Request: Report, word for word, every line of the material that contains "Flux".
--------------------------------------------------
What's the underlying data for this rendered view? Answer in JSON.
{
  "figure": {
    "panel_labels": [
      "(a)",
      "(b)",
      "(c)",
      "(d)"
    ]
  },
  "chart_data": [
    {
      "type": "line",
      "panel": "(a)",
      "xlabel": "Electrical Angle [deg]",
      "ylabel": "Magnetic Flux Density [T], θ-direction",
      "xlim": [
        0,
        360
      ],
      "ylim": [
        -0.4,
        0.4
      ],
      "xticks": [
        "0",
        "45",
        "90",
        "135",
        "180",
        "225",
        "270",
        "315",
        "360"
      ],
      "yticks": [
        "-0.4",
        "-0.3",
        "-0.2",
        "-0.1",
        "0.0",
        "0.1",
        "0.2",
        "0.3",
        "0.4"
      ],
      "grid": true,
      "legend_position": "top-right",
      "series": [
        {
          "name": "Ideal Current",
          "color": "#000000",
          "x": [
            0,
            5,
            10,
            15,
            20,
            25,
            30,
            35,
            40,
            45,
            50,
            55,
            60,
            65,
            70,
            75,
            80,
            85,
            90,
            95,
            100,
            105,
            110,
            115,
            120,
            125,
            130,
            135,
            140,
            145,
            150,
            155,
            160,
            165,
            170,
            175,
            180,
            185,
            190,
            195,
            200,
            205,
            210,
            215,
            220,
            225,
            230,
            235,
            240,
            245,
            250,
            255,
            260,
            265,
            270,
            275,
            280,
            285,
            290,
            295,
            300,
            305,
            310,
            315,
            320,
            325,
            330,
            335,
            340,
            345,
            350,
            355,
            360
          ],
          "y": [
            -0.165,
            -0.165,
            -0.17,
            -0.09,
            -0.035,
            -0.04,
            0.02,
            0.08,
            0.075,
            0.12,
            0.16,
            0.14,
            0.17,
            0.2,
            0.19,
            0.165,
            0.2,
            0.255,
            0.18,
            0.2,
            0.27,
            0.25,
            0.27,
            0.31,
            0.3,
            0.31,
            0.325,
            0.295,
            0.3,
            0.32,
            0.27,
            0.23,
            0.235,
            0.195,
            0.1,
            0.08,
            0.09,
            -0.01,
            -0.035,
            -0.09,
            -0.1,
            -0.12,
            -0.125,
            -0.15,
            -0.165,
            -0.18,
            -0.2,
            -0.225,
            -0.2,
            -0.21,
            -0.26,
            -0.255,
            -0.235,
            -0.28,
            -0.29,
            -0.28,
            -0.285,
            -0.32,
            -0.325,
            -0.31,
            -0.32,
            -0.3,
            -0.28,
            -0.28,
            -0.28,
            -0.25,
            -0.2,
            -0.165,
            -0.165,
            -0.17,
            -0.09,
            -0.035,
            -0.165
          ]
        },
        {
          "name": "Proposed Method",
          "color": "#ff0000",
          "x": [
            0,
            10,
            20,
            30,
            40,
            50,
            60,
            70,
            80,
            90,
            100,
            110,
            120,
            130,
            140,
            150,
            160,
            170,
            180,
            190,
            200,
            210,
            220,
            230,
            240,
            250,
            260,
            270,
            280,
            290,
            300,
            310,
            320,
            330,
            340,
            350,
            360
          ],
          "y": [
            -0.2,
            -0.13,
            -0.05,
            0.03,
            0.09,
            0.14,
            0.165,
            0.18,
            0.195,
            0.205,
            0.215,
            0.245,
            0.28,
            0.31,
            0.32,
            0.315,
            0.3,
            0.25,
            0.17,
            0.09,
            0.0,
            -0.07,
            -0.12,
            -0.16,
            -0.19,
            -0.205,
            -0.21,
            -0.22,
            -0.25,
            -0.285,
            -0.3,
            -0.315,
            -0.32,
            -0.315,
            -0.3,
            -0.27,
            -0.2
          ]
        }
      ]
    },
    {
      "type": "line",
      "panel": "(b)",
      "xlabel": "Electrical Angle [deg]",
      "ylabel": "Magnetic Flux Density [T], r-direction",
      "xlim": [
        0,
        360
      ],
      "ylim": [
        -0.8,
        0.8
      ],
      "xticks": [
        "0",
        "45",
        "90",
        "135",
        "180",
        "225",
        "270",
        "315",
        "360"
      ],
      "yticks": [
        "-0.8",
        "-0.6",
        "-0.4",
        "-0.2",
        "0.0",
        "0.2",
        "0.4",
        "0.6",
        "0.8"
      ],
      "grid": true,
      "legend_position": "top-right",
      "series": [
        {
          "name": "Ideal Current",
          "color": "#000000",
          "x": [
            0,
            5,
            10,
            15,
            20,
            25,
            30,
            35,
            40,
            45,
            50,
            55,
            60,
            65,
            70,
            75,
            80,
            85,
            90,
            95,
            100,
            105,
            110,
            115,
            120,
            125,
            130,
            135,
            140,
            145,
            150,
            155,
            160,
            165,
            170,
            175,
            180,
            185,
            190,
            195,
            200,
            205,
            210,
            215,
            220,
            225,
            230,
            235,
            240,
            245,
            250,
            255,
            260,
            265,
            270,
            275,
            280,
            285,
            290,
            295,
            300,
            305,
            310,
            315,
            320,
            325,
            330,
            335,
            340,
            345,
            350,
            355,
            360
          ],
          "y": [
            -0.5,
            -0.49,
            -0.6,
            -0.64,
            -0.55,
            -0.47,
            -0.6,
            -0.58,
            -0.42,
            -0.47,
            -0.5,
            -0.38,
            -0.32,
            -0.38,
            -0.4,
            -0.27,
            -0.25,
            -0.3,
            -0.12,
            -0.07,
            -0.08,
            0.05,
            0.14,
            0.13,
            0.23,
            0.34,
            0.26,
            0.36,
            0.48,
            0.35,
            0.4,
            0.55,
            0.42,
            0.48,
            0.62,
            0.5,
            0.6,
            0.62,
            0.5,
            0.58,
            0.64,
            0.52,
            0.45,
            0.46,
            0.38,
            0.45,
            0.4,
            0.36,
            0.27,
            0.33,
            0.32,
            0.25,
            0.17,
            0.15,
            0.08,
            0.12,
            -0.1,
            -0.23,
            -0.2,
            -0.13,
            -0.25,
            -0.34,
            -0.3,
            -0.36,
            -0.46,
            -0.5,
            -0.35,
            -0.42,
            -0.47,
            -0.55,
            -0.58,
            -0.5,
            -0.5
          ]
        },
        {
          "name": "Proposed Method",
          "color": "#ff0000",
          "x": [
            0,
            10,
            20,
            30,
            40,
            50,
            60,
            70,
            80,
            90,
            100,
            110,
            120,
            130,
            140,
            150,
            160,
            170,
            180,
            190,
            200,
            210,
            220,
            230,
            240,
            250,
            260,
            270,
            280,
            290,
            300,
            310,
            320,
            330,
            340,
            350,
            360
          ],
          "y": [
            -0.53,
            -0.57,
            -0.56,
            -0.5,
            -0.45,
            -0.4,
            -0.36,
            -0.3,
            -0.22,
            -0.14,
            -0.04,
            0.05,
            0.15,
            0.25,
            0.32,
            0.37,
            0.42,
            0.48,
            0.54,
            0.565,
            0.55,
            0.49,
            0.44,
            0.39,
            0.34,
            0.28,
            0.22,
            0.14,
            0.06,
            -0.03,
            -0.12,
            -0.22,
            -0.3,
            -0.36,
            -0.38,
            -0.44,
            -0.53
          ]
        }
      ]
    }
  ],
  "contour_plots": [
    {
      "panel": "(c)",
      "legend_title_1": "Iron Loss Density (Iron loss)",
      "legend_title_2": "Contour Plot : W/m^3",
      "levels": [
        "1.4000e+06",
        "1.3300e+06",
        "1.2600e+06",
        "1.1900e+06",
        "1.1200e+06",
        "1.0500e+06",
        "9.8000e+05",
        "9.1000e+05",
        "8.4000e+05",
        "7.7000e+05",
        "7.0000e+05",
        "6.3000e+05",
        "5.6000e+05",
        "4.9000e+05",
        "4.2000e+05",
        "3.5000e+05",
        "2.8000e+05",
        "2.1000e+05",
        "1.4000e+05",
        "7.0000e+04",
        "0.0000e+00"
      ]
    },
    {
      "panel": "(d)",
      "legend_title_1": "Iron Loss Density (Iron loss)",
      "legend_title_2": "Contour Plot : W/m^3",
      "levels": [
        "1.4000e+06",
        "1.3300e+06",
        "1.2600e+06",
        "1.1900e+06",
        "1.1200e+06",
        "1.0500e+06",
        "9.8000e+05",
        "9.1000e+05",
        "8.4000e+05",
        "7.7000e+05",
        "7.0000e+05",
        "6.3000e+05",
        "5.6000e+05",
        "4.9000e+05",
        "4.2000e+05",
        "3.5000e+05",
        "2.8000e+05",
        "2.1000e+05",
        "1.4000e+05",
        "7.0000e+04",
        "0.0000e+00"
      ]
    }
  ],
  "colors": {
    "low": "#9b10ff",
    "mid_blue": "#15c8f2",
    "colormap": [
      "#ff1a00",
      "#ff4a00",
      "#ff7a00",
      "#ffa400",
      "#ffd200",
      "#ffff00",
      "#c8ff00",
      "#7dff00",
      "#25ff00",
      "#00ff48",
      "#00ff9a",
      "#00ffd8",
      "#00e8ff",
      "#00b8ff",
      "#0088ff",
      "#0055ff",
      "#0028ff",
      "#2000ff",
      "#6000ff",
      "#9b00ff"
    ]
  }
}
--------------------------------------------------
Full solution:
      "ylabel": "Magnetic Flux Density [T], θ-direction",
      "ylabel": "Magnetic Flux Density [T], r-direction",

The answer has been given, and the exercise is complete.